- **PROVIDED INFORMATION**:
######

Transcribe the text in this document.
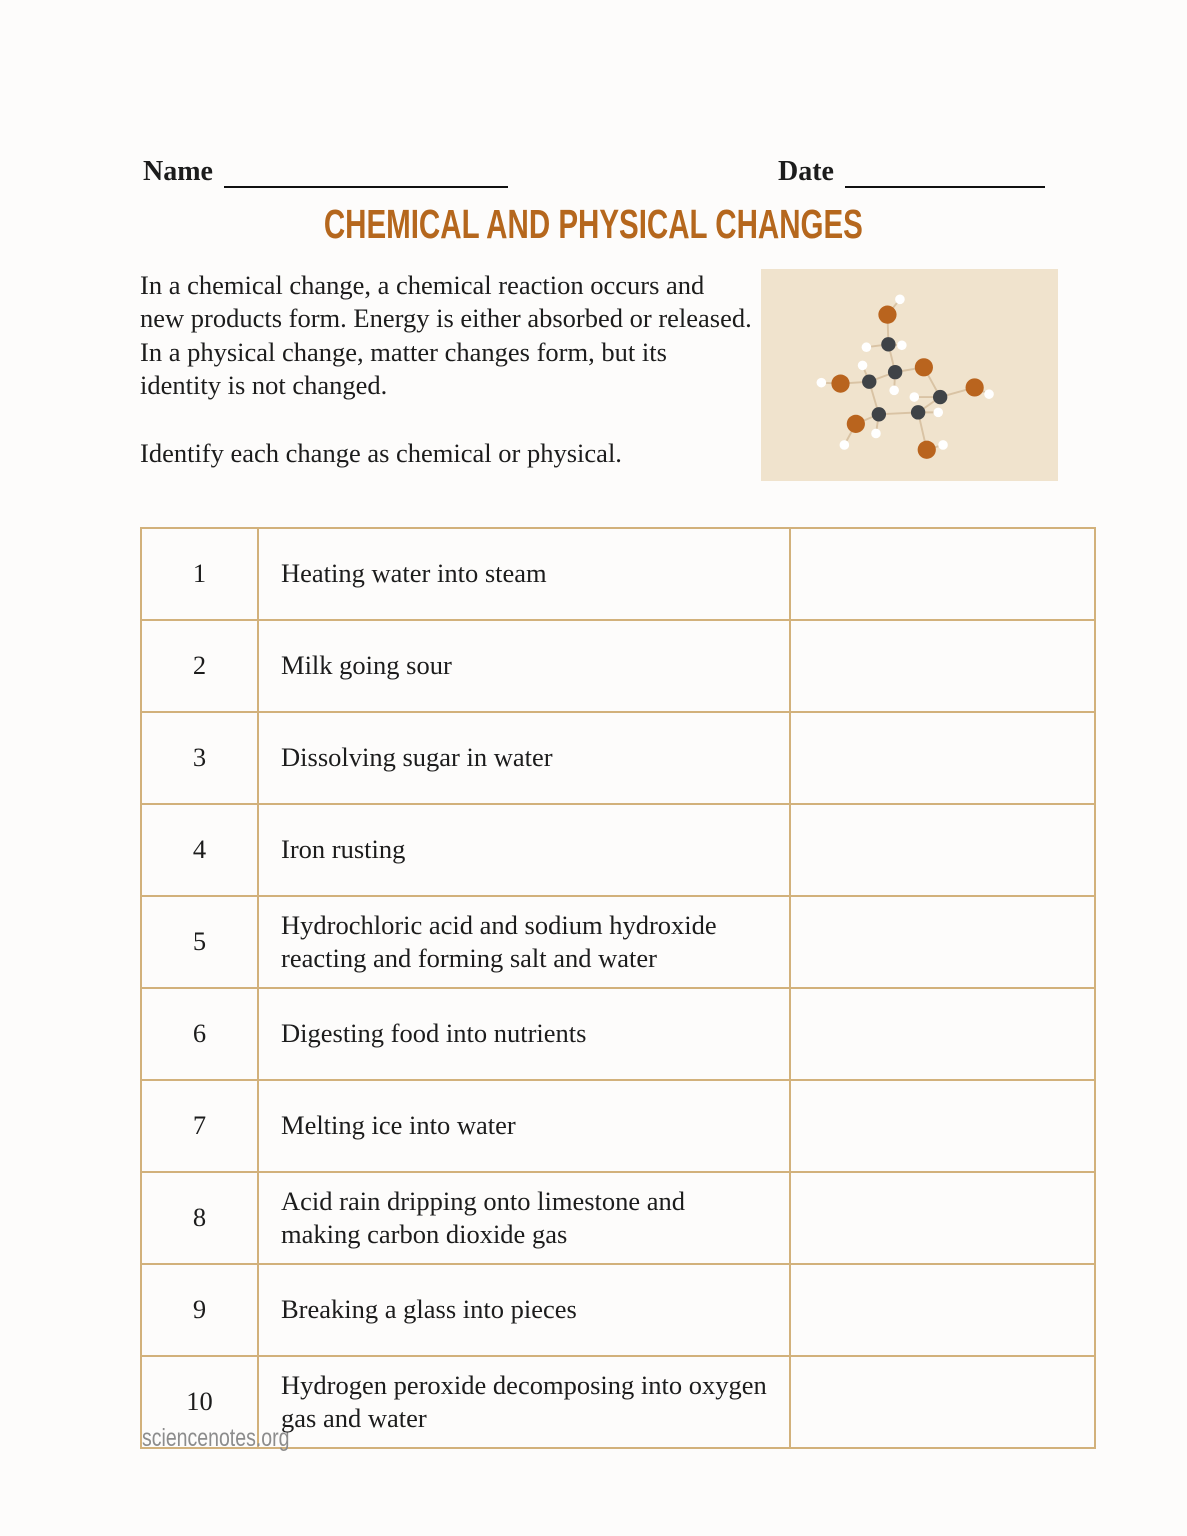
Name	Date
CHEMICAL AND PHYSICAL CHANGES

In a chemical change, a chemical reaction occurs and new products form. Energy is either absorbed or released. In a physical change, matter changes form, but its identity is not changed.

Identify each change as chemical or physical.

1	Heating water into steam	
2	Milk going sour	
3	Dissolving sugar in water	
4	Iron rusting	
5	Hydrochloric acid and sodium hydroxide reacting and forming salt and water	
6	Digesting food into nutrients	
7	Melting ice into water	
8	Acid rain dripping onto limestone and making carbon dioxide gas	
9	Breaking a glass into pieces	
10	Hydrogen peroxide decomposing into oxygen gas and water	
sciencenotes.org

######

- **EXERCISE PROMPT**: Restate each line of the records exactly; pictures do not belong in the copy.

- **RESULT OF THE EXERCISE**:
Transcribe the text in this document.
Name	Date
CHEMICAL AND PHYSICAL CHANGES

In a chemical change, a chemical reaction occurs and new products form. Energy is either absorbed or released. In a physical change, matter changes form, but its identity is not changed.

Identify each change as chemical or physical.

1	Heating water into steam	
2	Milk going sour	
3	Dissolving sugar in water	
4	Iron rusting	
5	Hydrochloric acid and sodium hydroxide reacting and forming salt and water	
6	Digesting food into nutrients	
7	Melting ice into water	
8	Acid rain dripping onto limestone and making carbon dioxide gas	
9	Breaking a glass into pieces	
10	Hydrogen peroxide decomposing into oxygen gas and water	
sciencenotes.org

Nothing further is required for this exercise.